## WHAT THE EXERCISE ASKS
Please retype every one of the rows below character for character, changing nothing.

<<<<

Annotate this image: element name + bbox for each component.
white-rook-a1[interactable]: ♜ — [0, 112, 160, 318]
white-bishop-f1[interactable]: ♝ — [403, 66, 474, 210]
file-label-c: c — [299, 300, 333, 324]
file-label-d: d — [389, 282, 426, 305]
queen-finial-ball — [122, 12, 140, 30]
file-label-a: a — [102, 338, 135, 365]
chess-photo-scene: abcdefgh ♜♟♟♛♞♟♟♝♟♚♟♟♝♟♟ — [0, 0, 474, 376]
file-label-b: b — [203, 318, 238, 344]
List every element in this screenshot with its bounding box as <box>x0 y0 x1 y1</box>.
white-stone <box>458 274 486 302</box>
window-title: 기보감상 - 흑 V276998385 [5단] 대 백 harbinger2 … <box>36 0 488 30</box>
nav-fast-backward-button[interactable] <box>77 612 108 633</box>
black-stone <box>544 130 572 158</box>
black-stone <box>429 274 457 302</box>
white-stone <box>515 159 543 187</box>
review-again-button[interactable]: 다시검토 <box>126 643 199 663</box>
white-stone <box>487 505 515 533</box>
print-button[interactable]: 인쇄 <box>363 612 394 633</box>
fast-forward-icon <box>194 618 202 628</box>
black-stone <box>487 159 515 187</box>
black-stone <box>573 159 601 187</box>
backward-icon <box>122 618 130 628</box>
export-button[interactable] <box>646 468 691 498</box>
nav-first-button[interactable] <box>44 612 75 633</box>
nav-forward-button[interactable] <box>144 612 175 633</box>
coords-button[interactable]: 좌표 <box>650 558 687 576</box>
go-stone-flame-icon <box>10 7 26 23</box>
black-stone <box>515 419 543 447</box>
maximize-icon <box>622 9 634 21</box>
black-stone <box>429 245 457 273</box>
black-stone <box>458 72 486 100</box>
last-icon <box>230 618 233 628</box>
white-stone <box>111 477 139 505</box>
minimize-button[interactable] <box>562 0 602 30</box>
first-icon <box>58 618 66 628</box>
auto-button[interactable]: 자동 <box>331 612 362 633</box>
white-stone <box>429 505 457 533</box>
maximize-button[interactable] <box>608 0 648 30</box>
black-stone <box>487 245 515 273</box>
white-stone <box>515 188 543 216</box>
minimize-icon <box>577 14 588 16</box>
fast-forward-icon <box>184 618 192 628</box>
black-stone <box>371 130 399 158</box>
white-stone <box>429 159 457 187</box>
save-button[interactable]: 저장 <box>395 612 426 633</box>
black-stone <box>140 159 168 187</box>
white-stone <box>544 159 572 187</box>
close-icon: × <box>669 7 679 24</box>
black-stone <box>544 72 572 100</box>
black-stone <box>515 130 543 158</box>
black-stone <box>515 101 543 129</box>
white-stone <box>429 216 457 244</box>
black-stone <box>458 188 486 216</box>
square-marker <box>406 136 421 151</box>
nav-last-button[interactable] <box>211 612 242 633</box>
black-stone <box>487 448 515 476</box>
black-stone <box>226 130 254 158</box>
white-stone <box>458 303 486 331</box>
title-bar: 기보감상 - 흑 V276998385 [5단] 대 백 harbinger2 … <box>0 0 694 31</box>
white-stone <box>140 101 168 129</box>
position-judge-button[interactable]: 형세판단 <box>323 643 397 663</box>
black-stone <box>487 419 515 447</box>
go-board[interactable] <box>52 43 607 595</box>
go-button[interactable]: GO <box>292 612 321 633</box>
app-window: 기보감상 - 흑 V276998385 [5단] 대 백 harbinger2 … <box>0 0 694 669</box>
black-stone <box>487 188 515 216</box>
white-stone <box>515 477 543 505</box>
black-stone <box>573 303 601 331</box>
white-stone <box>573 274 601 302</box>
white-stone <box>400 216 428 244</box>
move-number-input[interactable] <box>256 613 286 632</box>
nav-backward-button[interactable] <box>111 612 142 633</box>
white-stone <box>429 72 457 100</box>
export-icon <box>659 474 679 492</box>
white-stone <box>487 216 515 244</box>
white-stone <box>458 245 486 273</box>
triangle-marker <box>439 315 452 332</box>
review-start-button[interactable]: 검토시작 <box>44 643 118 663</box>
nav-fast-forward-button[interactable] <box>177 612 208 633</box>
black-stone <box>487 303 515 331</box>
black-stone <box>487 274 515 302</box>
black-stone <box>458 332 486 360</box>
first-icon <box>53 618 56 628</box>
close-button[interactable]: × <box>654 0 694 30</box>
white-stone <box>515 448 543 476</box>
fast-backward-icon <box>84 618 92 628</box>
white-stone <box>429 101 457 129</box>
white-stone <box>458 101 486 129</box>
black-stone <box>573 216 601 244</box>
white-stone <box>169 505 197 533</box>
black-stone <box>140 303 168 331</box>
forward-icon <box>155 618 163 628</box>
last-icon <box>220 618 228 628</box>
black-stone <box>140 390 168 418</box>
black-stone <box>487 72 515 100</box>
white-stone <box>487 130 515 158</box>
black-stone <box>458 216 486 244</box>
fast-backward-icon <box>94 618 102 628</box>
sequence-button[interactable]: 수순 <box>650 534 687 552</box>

>>>>

## RESULT FOR THIS TASK
Annotate this image: element name + bbox for each component.
white-rook-a1[interactable]: ♜ — [0, 112, 160, 318]
white-bishop-f1[interactable]: ♝ — [403, 66, 474, 210]
file-label-c: c — [299, 300, 333, 324]
file-label-d: d — [389, 282, 426, 305]
queen-finial-ball — [122, 12, 140, 30]
file-label-a: a — [102, 338, 135, 365]
chess-photo-scene: abcdefgh ♜♟♟♛♞♟♟♝♟♚♟♟♝♟♟ — [0, 0, 474, 376]
file-label-b: b — [203, 318, 238, 344]
List every element in this screenshot with its bounding box as <box>x0 y0 x1 y1</box>.
white-stone <box>458 274 486 302</box>
window-title: 기보감상 - 흑 V276998385 [5단] 대 백 harbinger2 … <box>36 0 488 30</box>
nav-fast-backward-button[interactable] <box>77 612 108 633</box>
black-stone <box>544 130 572 158</box>
black-stone <box>429 274 457 302</box>
white-stone <box>515 159 543 187</box>
review-again-button[interactable]: 다시검토 <box>126 643 199 663</box>
white-stone <box>487 505 515 533</box>
print-button[interactable]: 인쇄 <box>363 612 394 633</box>
fast-forward-icon <box>194 618 202 628</box>
black-stone <box>487 159 515 187</box>
black-stone <box>573 159 601 187</box>
backward-icon <box>122 618 130 628</box>
export-button[interactable] <box>646 468 691 498</box>
nav-first-button[interactable] <box>44 612 75 633</box>
nav-forward-button[interactable] <box>144 612 175 633</box>
coords-button[interactable]: 좌표 <box>650 558 687 576</box>
go-stone-flame-icon <box>10 7 26 23</box>
black-stone <box>515 419 543 447</box>
maximize-icon <box>622 9 634 21</box>
black-stone <box>429 245 457 273</box>
black-stone <box>458 72 486 100</box>
last-icon <box>230 618 233 628</box>
white-stone <box>111 477 139 505</box>
minimize-button[interactable] <box>562 0 602 30</box>
first-icon <box>58 618 66 628</box>
auto-button[interactable]: 자동 <box>331 612 362 633</box>
white-stone <box>429 505 457 533</box>
maximize-button[interactable] <box>608 0 648 30</box>
black-stone <box>487 245 515 273</box>
white-stone <box>515 188 543 216</box>
minimize-icon <box>577 14 588 16</box>
fast-forward-icon <box>184 618 192 628</box>
black-stone <box>371 130 399 158</box>
white-stone <box>429 159 457 187</box>
save-button[interactable]: 저장 <box>395 612 426 633</box>
black-stone <box>140 159 168 187</box>
white-stone <box>544 159 572 187</box>
close-icon: × <box>669 7 679 24</box>
black-stone <box>544 72 572 100</box>
black-stone <box>515 130 543 158</box>
black-stone <box>515 101 543 129</box>
white-stone <box>429 216 457 244</box>
black-stone <box>458 188 486 216</box>
square-marker <box>406 136 421 151</box>
nav-last-button[interactable] <box>211 612 242 633</box>
black-stone <box>487 448 515 476</box>
black-stone <box>226 130 254 158</box>
white-stone <box>458 303 486 331</box>
title-bar: 기보감상 - 흑 V276998385 [5단] 대 백 harbinger2 … <box>0 0 694 31</box>
white-stone <box>140 101 168 129</box>
position-judge-button[interactable]: 형세판단 <box>323 643 397 663</box>
black-stone <box>487 419 515 447</box>
go-board[interactable] <box>52 43 607 595</box>
go-button[interactable]: GO <box>292 612 321 633</box>
app-window: 기보감상 - 흑 V276998385 [5단] 대 백 harbinger2 … <box>0 0 694 669</box>
black-stone <box>487 188 515 216</box>
white-stone <box>515 477 543 505</box>
black-stone <box>573 303 601 331</box>
white-stone <box>573 274 601 302</box>
white-stone <box>400 216 428 244</box>
move-number-input[interactable] <box>256 613 286 632</box>
nav-backward-button[interactable] <box>111 612 142 633</box>
white-stone <box>429 72 457 100</box>
export-icon <box>659 474 679 492</box>
white-stone <box>487 216 515 244</box>
white-stone <box>458 245 486 273</box>
triangle-marker <box>439 315 452 332</box>
review-start-button[interactable]: 검토시작 <box>44 643 118 663</box>
nav-fast-forward-button[interactable] <box>177 612 208 633</box>
black-stone <box>487 303 515 331</box>
black-stone <box>487 274 515 302</box>
black-stone <box>458 332 486 360</box>
first-icon <box>53 618 56 628</box>
close-button[interactable]: × <box>654 0 694 30</box>
white-stone <box>515 448 543 476</box>
fast-backward-icon <box>84 618 92 628</box>
white-stone <box>429 101 457 129</box>
white-stone <box>458 101 486 129</box>
black-stone <box>573 216 601 244</box>
white-stone <box>169 505 197 533</box>
black-stone <box>140 303 168 331</box>
forward-icon <box>155 618 163 628</box>
last-icon <box>220 618 228 628</box>
black-stone <box>140 390 168 418</box>
black-stone <box>487 72 515 100</box>
white-stone <box>487 130 515 158</box>
black-stone <box>458 216 486 244</box>
fast-backward-icon <box>94 618 102 628</box>
sequence-button[interactable]: 수순 <box>650 534 687 552</box>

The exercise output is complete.